------ RECORDED DATA

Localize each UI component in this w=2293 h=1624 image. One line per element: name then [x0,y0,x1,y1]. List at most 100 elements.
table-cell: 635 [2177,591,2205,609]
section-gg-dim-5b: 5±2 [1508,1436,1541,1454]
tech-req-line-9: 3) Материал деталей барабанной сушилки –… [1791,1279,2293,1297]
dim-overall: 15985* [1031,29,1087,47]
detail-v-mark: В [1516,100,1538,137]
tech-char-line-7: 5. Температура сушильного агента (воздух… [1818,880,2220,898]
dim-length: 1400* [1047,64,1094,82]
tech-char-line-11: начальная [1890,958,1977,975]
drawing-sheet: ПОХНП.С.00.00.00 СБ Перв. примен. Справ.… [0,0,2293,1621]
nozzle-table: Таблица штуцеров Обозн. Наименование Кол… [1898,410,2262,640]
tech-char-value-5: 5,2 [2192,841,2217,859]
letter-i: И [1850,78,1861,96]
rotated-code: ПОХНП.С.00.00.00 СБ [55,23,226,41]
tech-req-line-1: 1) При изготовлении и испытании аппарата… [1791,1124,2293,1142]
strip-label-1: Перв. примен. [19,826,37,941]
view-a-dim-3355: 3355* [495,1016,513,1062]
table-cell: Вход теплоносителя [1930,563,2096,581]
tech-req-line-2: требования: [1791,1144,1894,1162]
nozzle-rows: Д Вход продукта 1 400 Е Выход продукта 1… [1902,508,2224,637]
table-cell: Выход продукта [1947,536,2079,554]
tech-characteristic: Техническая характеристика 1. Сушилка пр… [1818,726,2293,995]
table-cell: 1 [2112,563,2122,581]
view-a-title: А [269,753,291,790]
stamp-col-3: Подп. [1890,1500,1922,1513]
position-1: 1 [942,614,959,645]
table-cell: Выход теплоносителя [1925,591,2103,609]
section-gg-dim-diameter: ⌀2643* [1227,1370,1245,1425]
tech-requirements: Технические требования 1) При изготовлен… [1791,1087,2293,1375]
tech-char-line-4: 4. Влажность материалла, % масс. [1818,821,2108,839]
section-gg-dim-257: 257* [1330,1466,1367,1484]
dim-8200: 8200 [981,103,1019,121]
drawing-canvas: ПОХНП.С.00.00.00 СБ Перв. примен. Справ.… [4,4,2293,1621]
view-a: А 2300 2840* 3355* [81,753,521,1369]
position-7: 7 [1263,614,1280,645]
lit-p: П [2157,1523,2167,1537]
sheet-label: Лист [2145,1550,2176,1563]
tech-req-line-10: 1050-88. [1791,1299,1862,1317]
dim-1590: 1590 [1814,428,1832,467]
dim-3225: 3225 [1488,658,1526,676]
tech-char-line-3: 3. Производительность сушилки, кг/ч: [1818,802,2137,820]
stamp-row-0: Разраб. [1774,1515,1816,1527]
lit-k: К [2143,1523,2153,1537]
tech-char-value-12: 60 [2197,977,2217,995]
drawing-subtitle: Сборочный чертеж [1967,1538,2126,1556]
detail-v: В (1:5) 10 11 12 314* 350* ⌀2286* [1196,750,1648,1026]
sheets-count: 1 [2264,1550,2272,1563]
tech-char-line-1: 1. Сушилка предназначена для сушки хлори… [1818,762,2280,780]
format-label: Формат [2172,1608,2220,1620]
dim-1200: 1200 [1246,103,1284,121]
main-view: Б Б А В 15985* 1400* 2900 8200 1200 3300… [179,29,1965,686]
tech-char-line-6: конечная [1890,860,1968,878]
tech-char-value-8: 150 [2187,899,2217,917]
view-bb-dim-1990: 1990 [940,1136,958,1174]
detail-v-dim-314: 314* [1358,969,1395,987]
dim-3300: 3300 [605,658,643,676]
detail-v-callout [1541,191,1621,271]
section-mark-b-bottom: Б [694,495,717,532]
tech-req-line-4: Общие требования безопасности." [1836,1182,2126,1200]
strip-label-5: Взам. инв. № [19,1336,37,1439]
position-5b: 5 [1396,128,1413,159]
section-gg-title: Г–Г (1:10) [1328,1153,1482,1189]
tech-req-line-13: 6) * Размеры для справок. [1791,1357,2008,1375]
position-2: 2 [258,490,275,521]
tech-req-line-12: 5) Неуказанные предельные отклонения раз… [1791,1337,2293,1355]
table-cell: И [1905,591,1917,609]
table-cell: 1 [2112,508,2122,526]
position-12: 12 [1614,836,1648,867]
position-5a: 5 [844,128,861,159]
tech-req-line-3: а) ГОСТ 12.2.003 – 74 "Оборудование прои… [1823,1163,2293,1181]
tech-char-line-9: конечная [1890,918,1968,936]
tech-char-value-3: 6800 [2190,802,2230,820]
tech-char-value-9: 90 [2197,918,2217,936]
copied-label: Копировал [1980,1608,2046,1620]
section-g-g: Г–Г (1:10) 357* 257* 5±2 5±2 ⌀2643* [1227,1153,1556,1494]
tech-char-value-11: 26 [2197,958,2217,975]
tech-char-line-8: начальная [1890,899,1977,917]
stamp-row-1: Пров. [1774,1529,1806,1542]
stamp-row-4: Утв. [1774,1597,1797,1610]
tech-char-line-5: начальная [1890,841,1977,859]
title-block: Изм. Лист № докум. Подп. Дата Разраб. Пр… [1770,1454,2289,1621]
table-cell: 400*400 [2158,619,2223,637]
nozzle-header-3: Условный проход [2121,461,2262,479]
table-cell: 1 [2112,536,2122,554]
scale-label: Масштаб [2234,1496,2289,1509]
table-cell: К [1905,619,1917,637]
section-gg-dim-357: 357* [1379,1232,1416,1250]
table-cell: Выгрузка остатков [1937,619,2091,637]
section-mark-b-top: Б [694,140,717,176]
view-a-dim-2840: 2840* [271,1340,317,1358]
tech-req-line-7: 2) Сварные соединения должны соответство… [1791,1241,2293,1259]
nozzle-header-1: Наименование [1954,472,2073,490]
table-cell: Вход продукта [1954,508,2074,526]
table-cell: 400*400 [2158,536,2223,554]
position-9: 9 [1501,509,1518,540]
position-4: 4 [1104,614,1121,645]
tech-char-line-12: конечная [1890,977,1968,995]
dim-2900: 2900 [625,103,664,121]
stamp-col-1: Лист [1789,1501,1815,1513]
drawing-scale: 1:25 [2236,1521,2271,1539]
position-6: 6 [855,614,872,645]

------------

*WRITTEN REQUEST*
Set down every one of these records again, reproducing each line character for character.

*SOLUTION TO THE PROBLEM*
Localize each UI component in this w=2293 h=1624 image. One line per element: name then [x0,y0,x1,y1]. List at most 100 elements.
table-cell: 635 [2177,591,2205,609]
section-gg-dim-5b: 5±2 [1508,1436,1541,1454]
tech-req-line-9: 3) Материал деталей барабанной сушилки –… [1791,1279,2293,1297]
dim-overall: 15985* [1031,29,1087,47]
detail-v-mark: В [1516,100,1538,137]
tech-char-line-7: 5. Температура сушильного агента (воздух… [1818,880,2220,898]
dim-length: 1400* [1047,64,1094,82]
tech-char-line-11: начальная [1890,958,1977,975]
drawing-sheet: ПОХНП.С.00.00.00 СБ Перв. примен. Справ.… [0,0,2293,1621]
nozzle-table: Таблица штуцеров Обозн. Наименование Кол… [1898,410,2262,640]
tech-char-value-5: 5,2 [2192,841,2217,859]
letter-i: И [1850,78,1861,96]
rotated-code: ПОХНП.С.00.00.00 СБ [55,23,226,41]
tech-req-line-1: 1) При изготовлении и испытании аппарата… [1791,1124,2293,1142]
strip-label-1: Перв. примен. [19,826,37,941]
view-a-dim-3355: 3355* [495,1016,513,1062]
table-cell: Вход теплоносителя [1930,563,2096,581]
tech-req-line-2: требования: [1791,1144,1894,1162]
nozzle-rows: Д Вход продукта 1 400 Е Выход продукта 1… [1902,508,2224,637]
table-cell: Выход продукта [1947,536,2079,554]
tech-characteristic: Техническая характеристика 1. Сушилка пр… [1818,726,2293,995]
table-cell: 1 [2112,563,2122,581]
view-a-title: А [269,753,291,790]
stamp-col-3: Подп. [1890,1500,1922,1513]
position-1: 1 [942,614,959,645]
table-cell: Выход теплоносителя [1925,591,2103,609]
section-gg-dim-diameter: ⌀2643* [1227,1370,1245,1425]
tech-requirements: Технические требования 1) При изготовлен… [1791,1087,2293,1375]
tech-char-line-4: 4. Влажность материалла, % масс. [1818,821,2108,839]
section-gg-dim-257: 257* [1330,1466,1367,1484]
dim-8200: 8200 [981,103,1019,121]
drawing-canvas: ПОХНП.С.00.00.00 СБ Перв. примен. Справ.… [4,4,2293,1621]
view-a: А 2300 2840* 3355* [81,753,521,1369]
position-7: 7 [1263,614,1280,645]
lit-p: П [2157,1523,2167,1537]
sheet-label: Лист [2145,1550,2176,1563]
tech-req-line-10: 1050-88. [1791,1299,1862,1317]
dim-1590: 1590 [1814,428,1832,467]
dim-3225: 3225 [1488,658,1526,676]
tech-char-line-3: 3. Производительность сушилки, кг/ч: [1818,802,2137,820]
stamp-row-0: Разраб. [1774,1515,1816,1527]
lit-k: К [2143,1523,2153,1537]
tech-char-value-12: 60 [2197,977,2217,995]
drawing-subtitle: Сборочный чертеж [1967,1538,2126,1556]
detail-v: В (1:5) 10 11 12 314* 350* ⌀2286* [1196,750,1648,1026]
sheets-count: 1 [2264,1550,2272,1563]
tech-char-line-1: 1. Сушилка предназначена для сушки хлори… [1818,762,2280,780]
format-label: Формат [2172,1608,2220,1620]
dim-1200: 1200 [1246,103,1284,121]
main-view: Б Б А В 15985* 1400* 2900 8200 1200 3300… [179,29,1965,686]
tech-char-line-6: конечная [1890,860,1968,878]
tech-char-value-8: 150 [2187,899,2217,917]
view-bb-dim-1990: 1990 [940,1136,958,1174]
detail-v-dim-314: 314* [1358,969,1395,987]
dim-3300: 3300 [605,658,643,676]
detail-v-callout [1541,191,1621,271]
section-mark-b-bottom: Б [694,495,717,532]
tech-req-line-4: Общие требования безопасности." [1836,1182,2126,1200]
strip-label-5: Взам. инв. № [19,1336,37,1439]
position-5b: 5 [1396,128,1413,159]
section-gg-title: Г–Г (1:10) [1328,1153,1482,1189]
tech-req-line-13: 6) * Размеры для справок. [1791,1357,2008,1375]
position-2: 2 [258,490,275,521]
tech-req-line-12: 5) Неуказанные предельные отклонения раз… [1791,1337,2293,1355]
table-cell: И [1905,591,1917,609]
table-cell: 1 [2112,508,2122,526]
position-12: 12 [1614,836,1648,867]
position-5a: 5 [844,128,861,159]
tech-req-line-3: а) ГОСТ 12.2.003 – 74 "Оборудование прои… [1823,1163,2293,1181]
tech-char-line-9: конечная [1890,918,1968,936]
tech-char-value-3: 6800 [2190,802,2230,820]
tech-char-value-9: 90 [2197,918,2217,936]
copied-label: Копировал [1980,1608,2046,1620]
section-g-g: Г–Г (1:10) 357* 257* 5±2 5±2 ⌀2643* [1227,1153,1556,1494]
tech-char-value-11: 26 [2197,958,2217,975]
tech-char-line-8: начальная [1890,899,1977,917]
stamp-row-1: Пров. [1774,1529,1806,1542]
stamp-row-4: Утв. [1774,1597,1797,1610]
tech-char-line-5: начальная [1890,841,1977,859]
title-block: Изм. Лист № докум. Подп. Дата Разраб. Пр… [1770,1454,2289,1621]
table-cell: 400*400 [2158,619,2223,637]
nozzle-header-3: Условный проход [2121,461,2262,479]
table-cell: 1 [2112,536,2122,554]
scale-label: Масштаб [2234,1496,2289,1509]
table-cell: К [1905,619,1917,637]
section-gg-dim-357: 357* [1379,1232,1416,1250]
table-cell: Выгрузка остатков [1937,619,2091,637]
section-mark-b-top: Б [694,140,717,176]
view-a-dim-2840: 2840* [271,1340,317,1358]
tech-req-line-7: 2) Сварные соединения должны соответство… [1791,1241,2293,1259]
nozzle-header-1: Наименование [1954,472,2073,490]
table-cell: Вход продукта [1954,508,2074,526]
table-cell: 400*400 [2158,536,2223,554]
position-9: 9 [1501,509,1518,540]
position-4: 4 [1104,614,1121,645]
tech-char-line-12: конечная [1890,977,1968,995]
dim-2900: 2900 [625,103,664,121]
stamp-col-1: Лист [1789,1501,1815,1513]
drawing-scale: 1:25 [2236,1521,2271,1539]
position-6: 6 [855,614,872,645]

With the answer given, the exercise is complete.